▸ SET TASK
Give the count of lines holding the string "slope" and nothing else.

— START OF DATASET —

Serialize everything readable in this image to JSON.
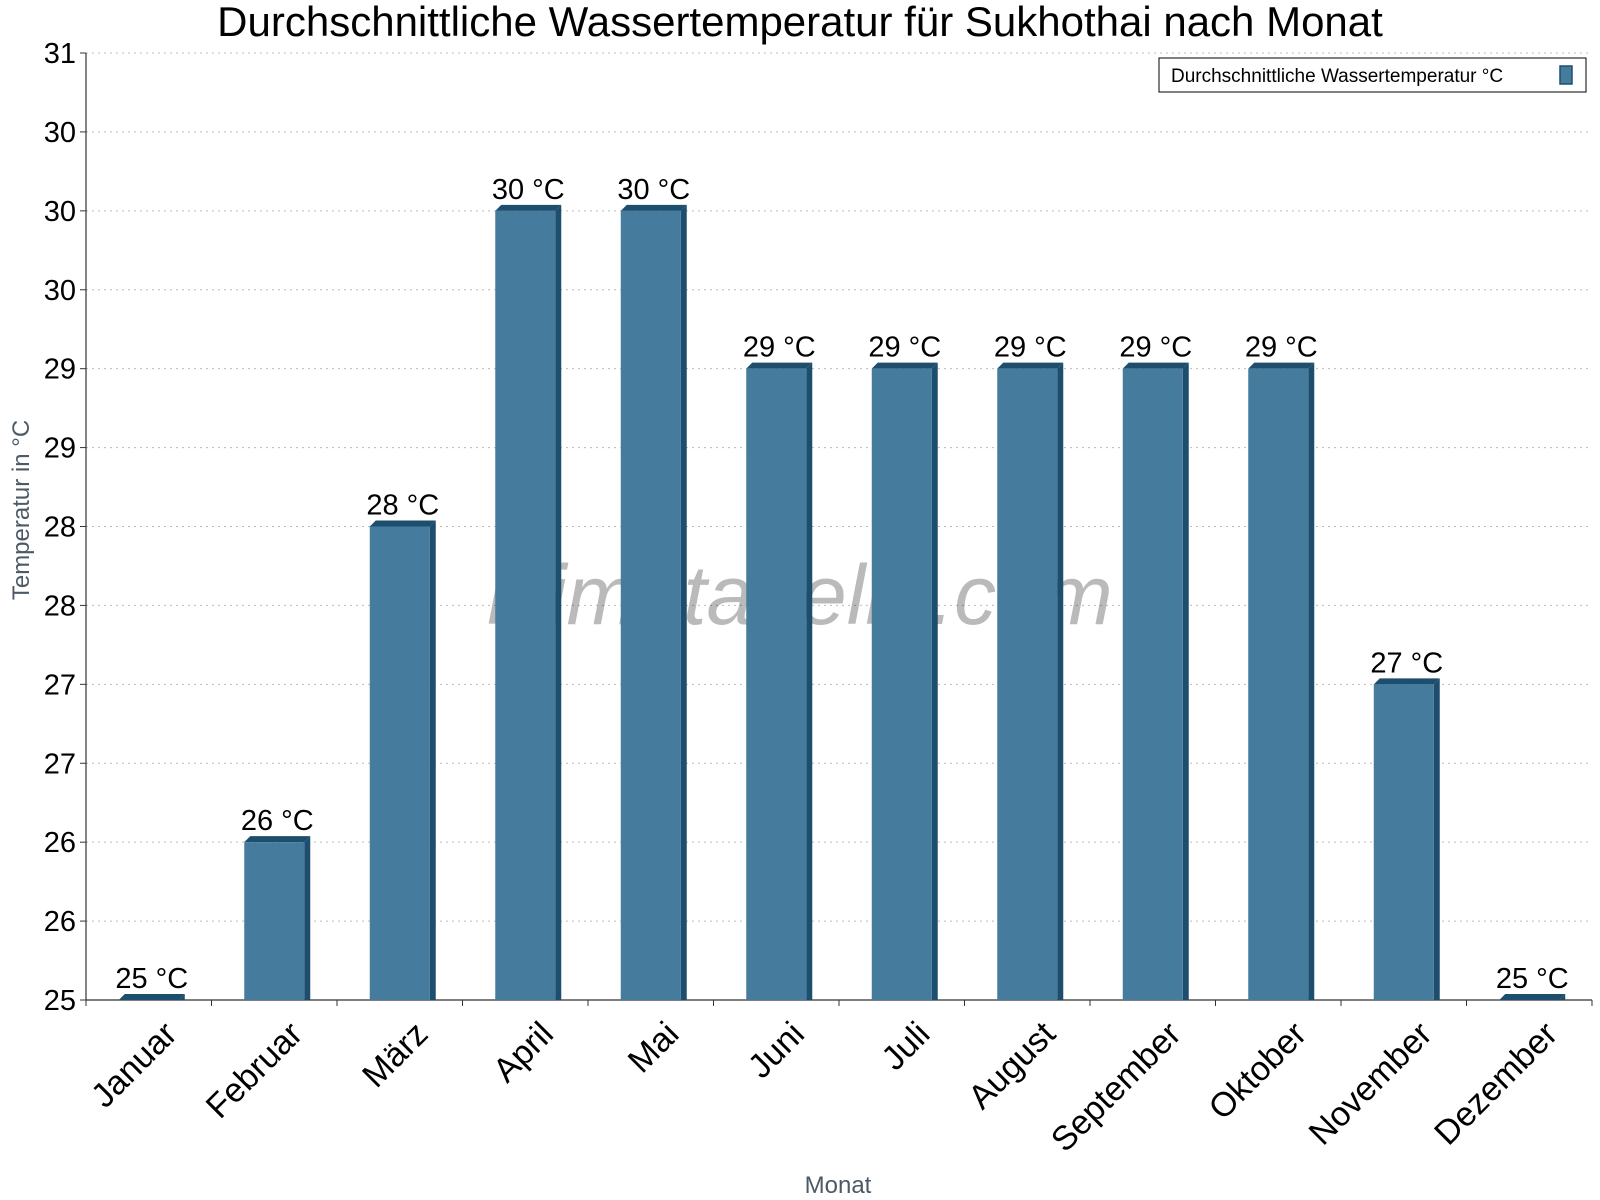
{
  "chart_data": {
    "type": "bar",
    "title": "Durchschnittliche Wassertemperatur für Sukhothai nach Monat",
    "xlabel": "Monat",
    "ylabel": "Temperatur in °C",
    "categories": [
      "Januar",
      "Februar",
      "März",
      "April",
      "Mai",
      "Juni",
      "Juli",
      "August",
      "September",
      "Oktober",
      "November",
      "Dezember"
    ],
    "series": [
      {
        "name": "Durchschnittliche Wassertemperatur °C",
        "values": [
          25,
          26,
          28,
          30,
          30,
          29,
          29,
          29,
          29,
          29,
          27,
          25
        ],
        "labels": [
          "25 °C",
          "26 °C",
          "28 °C",
          "30 °C",
          "30 °C",
          "29 °C",
          "29 °C",
          "29 °C",
          "29 °C",
          "29 °C",
          "27 °C",
          "25 °C"
        ],
        "color": "#457b9d",
        "shade_color": "#1d4e6e"
      }
    ],
    "ylim": [
      25,
      31
    ],
    "ytick_values": [
      25,
      25.5,
      26,
      26.5,
      27,
      27.5,
      28,
      28.5,
      29,
      29.5,
      30,
      30.5,
      31
    ],
    "ytick_labels": [
      "25",
      "26",
      "26",
      "27",
      "27",
      "28",
      "28",
      "29",
      "29",
      "30",
      "30",
      "30",
      "31"
    ],
    "grid": true,
    "legend_position": "top-right",
    "watermark": "klimatabelle.com"
  }
}
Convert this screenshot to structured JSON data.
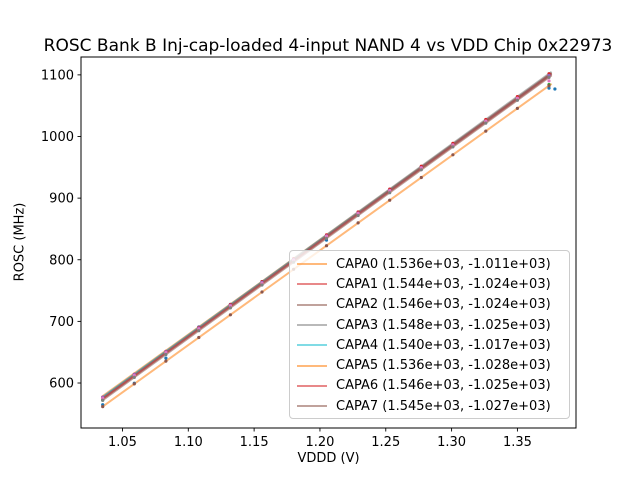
{
  "chart_data": {
    "type": "line",
    "title": "ROSC Bank B Inj-cap-loaded 4-input NAND 4 vs VDD Chip 0x22973",
    "xlabel": "VDDD (V)",
    "ylabel": "ROSC (MHz)",
    "xlim": [
      1.0185,
      1.3945
    ],
    "ylim": [
      527,
      1129
    ],
    "xtick_values": [
      1.05,
      1.1,
      1.15,
      1.2,
      1.25,
      1.3,
      1.35
    ],
    "xtick_labels": [
      "1.05",
      "1.10",
      "1.15",
      "1.20",
      "1.25",
      "1.30",
      "1.35"
    ],
    "ytick_values": [
      600,
      700,
      800,
      900,
      1000,
      1100
    ],
    "ytick_labels": [
      "600",
      "700",
      "800",
      "900",
      "1000",
      "1100"
    ],
    "grid": false,
    "legend_position": "lower right",
    "fit_x_range": [
      1.035,
      1.376
    ],
    "scatter_x": [
      1.035,
      1.059,
      1.083,
      1.108,
      1.132,
      1.156,
      1.18,
      1.205,
      1.229,
      1.253,
      1.277,
      1.301,
      1.326,
      1.35,
      1.374
    ],
    "series": [
      {
        "name": "CAPA0",
        "legend_label": "CAPA0 (1.536e+03, -1.011e+03)",
        "slope": 1536.0,
        "intercept": -1011.0,
        "line_color": "rgba(255,127,14,0.55)",
        "marker_color": "#1f77b4",
        "deviations": {
          "0": -14,
          "1": -16,
          "2": -12,
          "7": -8,
          "14": -21
        },
        "extra_points": [
          [
            1.3785,
            1077
          ]
        ]
      },
      {
        "name": "CAPA1",
        "legend_label": "CAPA1 (1.544e+03, -1.024e+03)",
        "slope": 1544.0,
        "intercept": -1024.0,
        "line_color": "rgba(214,39,40,0.55)",
        "marker_color": "#ff7f0e",
        "deviations": {}
      },
      {
        "name": "CAPA2",
        "legend_label": "CAPA2 (1.546e+03, -1.024e+03)",
        "slope": 1546.0,
        "intercept": -1024.0,
        "line_color": "rgba(140,86,75,0.55)",
        "marker_color": "#2ca02c",
        "deviations": {
          "0": -4,
          "14": -16
        }
      },
      {
        "name": "CAPA3",
        "legend_label": "CAPA3 (1.548e+03, -1.025e+03)",
        "slope": 1548.0,
        "intercept": -1025.0,
        "line_color": "rgba(127,127,127,0.55)",
        "marker_color": "#d62728",
        "deviations": {}
      },
      {
        "name": "CAPA4",
        "legend_label": "CAPA4 (1.540e+03, -1.017e+03)",
        "slope": 1540.0,
        "intercept": -1017.0,
        "line_color": "rgba(23,190,207,0.55)",
        "marker_color": "#9467bd",
        "deviations": {}
      },
      {
        "name": "CAPA5",
        "legend_label": "CAPA5 (1.536e+03, -1.028e+03)",
        "slope": 1536.0,
        "intercept": -1028.0,
        "line_color": "rgba(255,127,14,0.55)",
        "marker_color": "#8c564b",
        "deviations": {}
      },
      {
        "name": "CAPA6",
        "legend_label": "CAPA6 (1.546e+03, -1.025e+03)",
        "slope": 1546.0,
        "intercept": -1025.0,
        "line_color": "rgba(214,39,40,0.55)",
        "marker_color": "#e377c2",
        "deviations": {
          "14": -9
        }
      },
      {
        "name": "CAPA7",
        "legend_label": "CAPA7 (1.545e+03, -1.027e+03)",
        "slope": 1545.0,
        "intercept": -1027.0,
        "line_color": "rgba(140,86,75,0.55)",
        "marker_color": "#7f7f7f",
        "deviations": {}
      }
    ],
    "colors": {
      "spine": "#000000",
      "tick": "#000000",
      "text": "#000000",
      "legend_border": "#cccccc",
      "background": "#ffffff"
    }
  }
}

— END OF DATASET —

▸ SOLUTION FOR THIS TASK
8